[START OF Input for this task]
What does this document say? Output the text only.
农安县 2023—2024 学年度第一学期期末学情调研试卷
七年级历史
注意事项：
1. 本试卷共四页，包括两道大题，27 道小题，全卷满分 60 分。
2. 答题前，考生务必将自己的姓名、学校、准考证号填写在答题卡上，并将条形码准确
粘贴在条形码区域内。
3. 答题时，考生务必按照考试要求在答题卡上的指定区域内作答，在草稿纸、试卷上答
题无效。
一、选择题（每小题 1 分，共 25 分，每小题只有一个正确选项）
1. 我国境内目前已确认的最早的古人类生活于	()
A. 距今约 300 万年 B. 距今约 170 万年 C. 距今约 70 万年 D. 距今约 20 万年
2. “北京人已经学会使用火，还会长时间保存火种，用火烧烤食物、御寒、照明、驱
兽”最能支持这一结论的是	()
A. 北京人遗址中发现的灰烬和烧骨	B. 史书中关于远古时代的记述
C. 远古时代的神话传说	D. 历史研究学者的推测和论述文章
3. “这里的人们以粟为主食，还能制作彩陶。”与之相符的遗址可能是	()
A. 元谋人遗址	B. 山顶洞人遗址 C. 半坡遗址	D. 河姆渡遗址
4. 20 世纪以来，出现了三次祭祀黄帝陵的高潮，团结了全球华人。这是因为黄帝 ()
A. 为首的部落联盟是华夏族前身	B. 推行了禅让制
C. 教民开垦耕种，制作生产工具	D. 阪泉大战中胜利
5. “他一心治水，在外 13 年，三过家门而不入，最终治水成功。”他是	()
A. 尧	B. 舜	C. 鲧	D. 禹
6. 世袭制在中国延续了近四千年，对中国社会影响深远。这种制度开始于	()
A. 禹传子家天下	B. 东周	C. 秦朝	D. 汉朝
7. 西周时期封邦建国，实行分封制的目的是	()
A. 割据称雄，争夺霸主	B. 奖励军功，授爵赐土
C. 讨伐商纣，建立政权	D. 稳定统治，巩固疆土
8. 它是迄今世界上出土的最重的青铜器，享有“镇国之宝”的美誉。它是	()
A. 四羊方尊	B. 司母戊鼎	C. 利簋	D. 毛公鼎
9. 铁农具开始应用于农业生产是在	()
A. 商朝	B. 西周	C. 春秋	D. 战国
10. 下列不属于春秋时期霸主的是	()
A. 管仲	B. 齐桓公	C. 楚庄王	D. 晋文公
[END OF Input for this task]
Exercise details -
Please repeat all the records above exactly as they appear.

Task response -
What does this document say? Output the text only.
农安县 2023—2024 学年度第一学期期末学情调研试卷
七年级历史
注意事项：
1. 本试卷共四页，包括两道大题，27 道小题，全卷满分 60 分。
2. 答题前，考生务必将自己的姓名、学校、准考证号填写在答题卡上，并将条形码准确
粘贴在条形码区域内。
3. 答题时，考生务必按照考试要求在答题卡上的指定区域内作答，在草稿纸、试卷上答
题无效。
一、选择题（每小题 1 分，共 25 分，每小题只有一个正确选项）
1. 我国境内目前已确认的最早的古人类生活于	()
A. 距今约 300 万年 B. 距今约 170 万年 C. 距今约 70 万年 D. 距今约 20 万年
2. “北京人已经学会使用火，还会长时间保存火种，用火烧烤食物、御寒、照明、驱
兽”最能支持这一结论的是	()
A. 北京人遗址中发现的灰烬和烧骨	B. 史书中关于远古时代的记述
C. 远古时代的神话传说	D. 历史研究学者的推测和论述文章
3. “这里的人们以粟为主食，还能制作彩陶。”与之相符的遗址可能是	()
A. 元谋人遗址	B. 山顶洞人遗址 C. 半坡遗址	D. 河姆渡遗址
4. 20 世纪以来，出现了三次祭祀黄帝陵的高潮，团结了全球华人。这是因为黄帝 ()
A. 为首的部落联盟是华夏族前身	B. 推行了禅让制
C. 教民开垦耕种，制作生产工具	D. 阪泉大战中胜利
5. “他一心治水，在外 13 年，三过家门而不入，最终治水成功。”他是	()
A. 尧	B. 舜	C. 鲧	D. 禹
6. 世袭制在中国延续了近四千年，对中国社会影响深远。这种制度开始于	()
A. 禹传子家天下	B. 东周	C. 秦朝	D. 汉朝
7. 西周时期封邦建国，实行分封制的目的是	()
A. 割据称雄，争夺霸主	B. 奖励军功，授爵赐土
C. 讨伐商纣，建立政权	D. 稳定统治，巩固疆土
8. 它是迄今世界上出土的最重的青铜器，享有“镇国之宝”的美誉。它是	()
A. 四羊方尊	B. 司母戊鼎	C. 利簋	D. 毛公鼎
9. 铁农具开始应用于农业生产是在	()
A. 商朝	B. 西周	C. 春秋	D. 战国
10. 下列不属于春秋时期霸主的是	()
A. 管仲	B. 齐桓公	C. 楚庄王	D. 晋文公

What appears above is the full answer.